- [Rows]

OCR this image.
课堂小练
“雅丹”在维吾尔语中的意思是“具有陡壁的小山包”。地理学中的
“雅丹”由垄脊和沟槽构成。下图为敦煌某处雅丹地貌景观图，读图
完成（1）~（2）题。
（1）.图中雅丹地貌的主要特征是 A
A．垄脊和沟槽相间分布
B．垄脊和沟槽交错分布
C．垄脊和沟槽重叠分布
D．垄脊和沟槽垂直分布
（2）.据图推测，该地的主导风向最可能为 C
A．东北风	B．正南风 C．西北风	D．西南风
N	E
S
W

- [What you need to do] Produce an exact copy of every entry above.

- [Written solution]
OCR this image.
课堂小练
“雅丹”在维吾尔语中的意思是“具有陡壁的小山包”。地理学中的
“雅丹”由垄脊和沟槽构成。下图为敦煌某处雅丹地貌景观图，读图
完成（1）~（2）题。
（1）.图中雅丹地貌的主要特征是 A
A．垄脊和沟槽相间分布
B．垄脊和沟槽交错分布
C．垄脊和沟槽重叠分布
D．垄脊和沟槽垂直分布
（2）.据图推测，该地的主导风向最可能为 C
A．东北风	B．正南风 C．西北风	D．西南风
N	E
S
W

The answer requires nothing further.